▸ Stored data
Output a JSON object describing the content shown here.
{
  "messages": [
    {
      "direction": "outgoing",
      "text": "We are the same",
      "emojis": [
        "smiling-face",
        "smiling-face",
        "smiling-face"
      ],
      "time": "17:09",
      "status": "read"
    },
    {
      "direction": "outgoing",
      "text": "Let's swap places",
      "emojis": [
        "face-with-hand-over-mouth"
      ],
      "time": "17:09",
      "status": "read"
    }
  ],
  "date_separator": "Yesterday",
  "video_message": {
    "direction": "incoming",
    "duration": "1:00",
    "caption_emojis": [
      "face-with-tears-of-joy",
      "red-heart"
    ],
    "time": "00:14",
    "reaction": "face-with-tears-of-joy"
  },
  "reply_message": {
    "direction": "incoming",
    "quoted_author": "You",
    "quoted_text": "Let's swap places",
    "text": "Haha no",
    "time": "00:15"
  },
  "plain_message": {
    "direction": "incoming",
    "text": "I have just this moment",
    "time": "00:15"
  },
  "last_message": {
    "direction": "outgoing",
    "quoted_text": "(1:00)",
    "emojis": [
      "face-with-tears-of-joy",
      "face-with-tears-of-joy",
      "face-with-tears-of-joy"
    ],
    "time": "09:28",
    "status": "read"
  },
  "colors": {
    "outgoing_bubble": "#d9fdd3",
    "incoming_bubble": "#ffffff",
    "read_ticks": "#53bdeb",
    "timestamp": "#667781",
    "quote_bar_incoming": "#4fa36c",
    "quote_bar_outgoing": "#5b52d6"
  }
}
...
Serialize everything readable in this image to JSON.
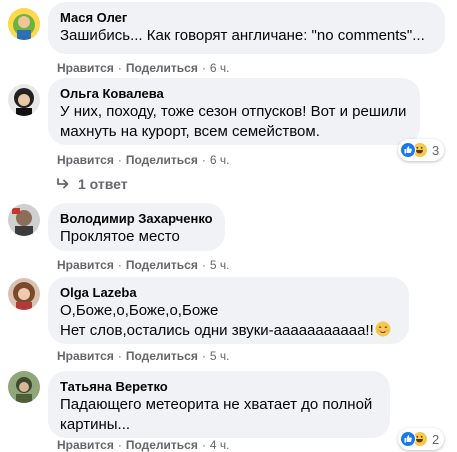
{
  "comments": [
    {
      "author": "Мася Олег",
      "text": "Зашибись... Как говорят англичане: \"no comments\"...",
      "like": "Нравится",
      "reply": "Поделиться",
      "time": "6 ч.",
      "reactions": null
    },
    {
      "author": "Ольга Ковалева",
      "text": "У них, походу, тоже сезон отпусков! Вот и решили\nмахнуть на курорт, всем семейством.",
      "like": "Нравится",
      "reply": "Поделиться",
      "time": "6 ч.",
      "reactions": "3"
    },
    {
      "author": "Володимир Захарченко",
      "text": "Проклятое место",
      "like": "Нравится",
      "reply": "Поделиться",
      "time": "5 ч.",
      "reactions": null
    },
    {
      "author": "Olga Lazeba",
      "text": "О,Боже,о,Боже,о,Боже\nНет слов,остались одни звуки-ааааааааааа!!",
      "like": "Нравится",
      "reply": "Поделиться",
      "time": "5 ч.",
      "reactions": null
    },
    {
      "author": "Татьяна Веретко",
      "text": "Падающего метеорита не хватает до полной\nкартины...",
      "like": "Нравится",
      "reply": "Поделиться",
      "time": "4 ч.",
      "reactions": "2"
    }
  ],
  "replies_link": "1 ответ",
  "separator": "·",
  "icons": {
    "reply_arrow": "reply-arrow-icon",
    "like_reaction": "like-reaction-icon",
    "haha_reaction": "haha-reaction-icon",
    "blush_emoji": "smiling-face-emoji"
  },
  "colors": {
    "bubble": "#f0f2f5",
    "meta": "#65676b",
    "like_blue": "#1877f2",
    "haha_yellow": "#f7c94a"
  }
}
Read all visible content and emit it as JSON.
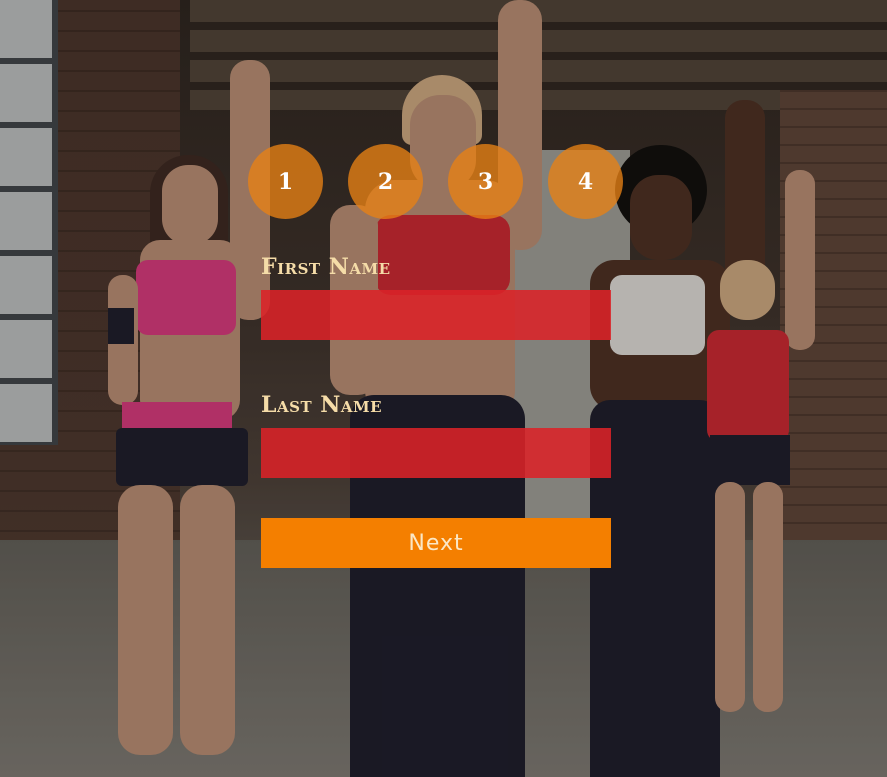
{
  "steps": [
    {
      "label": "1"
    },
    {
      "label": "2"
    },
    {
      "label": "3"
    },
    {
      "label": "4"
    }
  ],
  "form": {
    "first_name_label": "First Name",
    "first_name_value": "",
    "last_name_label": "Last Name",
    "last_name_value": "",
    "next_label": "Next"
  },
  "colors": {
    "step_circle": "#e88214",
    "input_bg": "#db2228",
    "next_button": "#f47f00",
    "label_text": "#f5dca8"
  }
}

▸ EXERCISE PROMPT
Gather each line of the listing containing the word "places" and show it.

▸ WORKED SOLUTION
      "text": "Let's swap places",
    "quoted_text": "Let's swap places",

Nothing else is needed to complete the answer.